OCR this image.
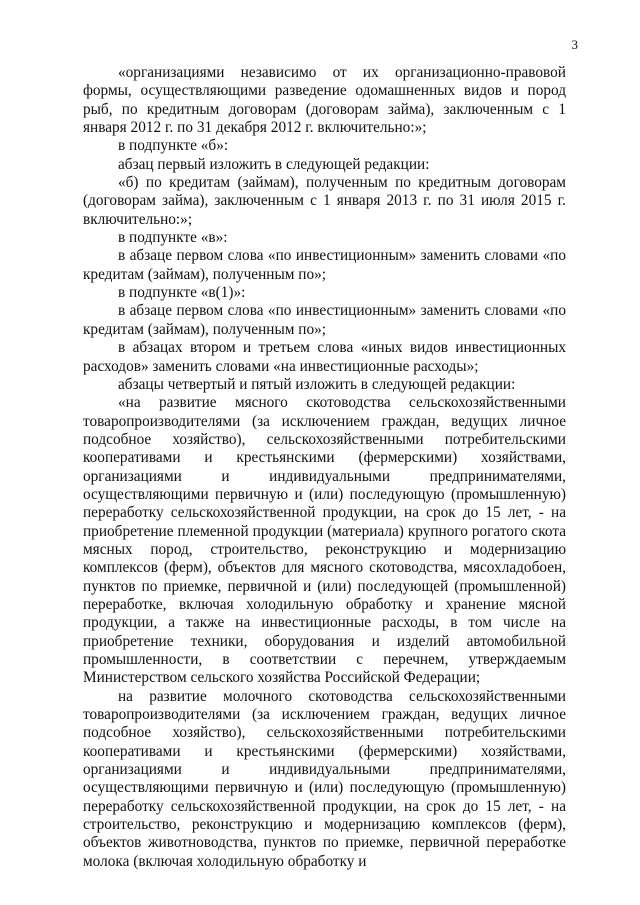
3

«организациями независимо от их организационно-правовой формы, осуществляющими разведение одомашненных видов и пород рыб, по кредитным договорам (договорам займа), заключенным с 1 января 2012 г. по 31 декабря 2012 г. включительно:»;

в подпункте «б»:

абзац первый изложить в следующей редакции:

«б) по кредитам (займам), полученным по кредитным договорам (договорам займа), заключенным с 1 января 2013 г. по 31 июля 2015 г. включительно:»;

в подпункте «в»:

в абзаце первом слова «по инвестиционным» заменить словами «по кредитам (займам), полученным по»;

в подпункте «в(1)»:

в абзаце первом слова «по инвестиционным» заменить словами «по кредитам (займам), полученным по»;

в абзацах втором и третьем слова «иных видов инвестиционных расходов» заменить словами «на инвестиционные расходы»;

абзацы четвертый и пятый изложить в следующей редакции:

«на развитие мясного скотоводства сельскохозяйственными товаропроизводителями (за исключением граждан, ведущих личное подсобное хозяйство), сельскохозяйственными потребительскими кооперативами и крестьянскими (фермерскими) хозяйствами, организациями и индивидуальными предпринимателями, осуществляющими первичную и (или) последующую (промышленную) переработку сельскохозяйственной продукции, на срок до 15 лет, - на приобретение племенной продукции (материала) крупного рогатого скота мясных пород, строительство, реконструкцию и модернизацию комплексов (ферм), объектов для мясного скотоводства, мясохладобоен, пунктов по приемке, первичной и (или) последующей (промышленной) переработке, включая холодильную обработку и хранение мясной продукции, а также на инвестиционные расходы, в том числе на приобретение техники, оборудования и изделий автомобильной промышленности, в соответствии с перечнем, утверждаемым Министерством сельского хозяйства Российской Федерации;

на развитие молочного скотоводства сельскохозяйственными товаропроизводителями (за исключением граждан, ведущих личное подсобное хозяйство), сельскохозяйственными потребительскими кооперативами и крестьянскими (фермерскими) хозяйствами, организациями и индивидуальными предпринимателями, осуществляющими первичную и (или) последующую (промышленную) переработку сельскохозяйственной продукции, на срок до 15 лет, - на строительство, реконструкцию и модернизацию комплексов (ферм), объектов животноводства, пунктов по приемке, первичной переработке молока (включая холодильную обработку и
-----
◆ WHAT YOU ARE ASKED TO DO: Quote the listing above in full, except for the pictures.

◆ ANSWER TO THIS TASK:
OCR this image.
3

«организациями независимо от их организационно-правовой формы, осуществляющими разведение одомашненных видов и пород рыб, по кредитным договорам (договорам займа), заключенным с 1 января 2012 г. по 31 декабря 2012 г. включительно:»;

в подпункте «б»:

абзац первый изложить в следующей редакции:

«б) по кредитам (займам), полученным по кредитным договорам (договорам займа), заключенным с 1 января 2013 г. по 31 июля 2015 г. включительно:»;

в подпункте «в»:

в абзаце первом слова «по инвестиционным» заменить словами «по кредитам (займам), полученным по»;

в подпункте «в(1)»:

в абзаце первом слова «по инвестиционным» заменить словами «по кредитам (займам), полученным по»;

в абзацах втором и третьем слова «иных видов инвестиционных расходов» заменить словами «на инвестиционные расходы»;

абзацы четвертый и пятый изложить в следующей редакции:

«на развитие мясного скотоводства сельскохозяйственными товаропроизводителями (за исключением граждан, ведущих личное подсобное хозяйство), сельскохозяйственными потребительскими кооперативами и крестьянскими (фермерскими) хозяйствами, организациями и индивидуальными предпринимателями, осуществляющими первичную и (или) последующую (промышленную) переработку сельскохозяйственной продукции, на срок до 15 лет, - на приобретение племенной продукции (материала) крупного рогатого скота мясных пород, строительство, реконструкцию и модернизацию комплексов (ферм), объектов для мясного скотоводства, мясохладобоен, пунктов по приемке, первичной и (или) последующей (промышленной) переработке, включая холодильную обработку и хранение мясной продукции, а также на инвестиционные расходы, в том числе на приобретение техники, оборудования и изделий автомобильной промышленности, в соответствии с перечнем, утверждаемым Министерством сельского хозяйства Российской Федерации;

на развитие молочного скотоводства сельскохозяйственными товаропроизводителями (за исключением граждан, ведущих личное подсобное хозяйство), сельскохозяйственными потребительскими кооперативами и крестьянскими (фермерскими) хозяйствами, организациями и индивидуальными предпринимателями, осуществляющими первичную и (или) последующую (промышленную) переработку сельскохозяйственной продукции, на срок до 15 лет, - на строительство, реконструкцию и модернизацию комплексов (ферм), объектов животноводства, пунктов по приемке, первичной переработке молока (включая холодильную обработку и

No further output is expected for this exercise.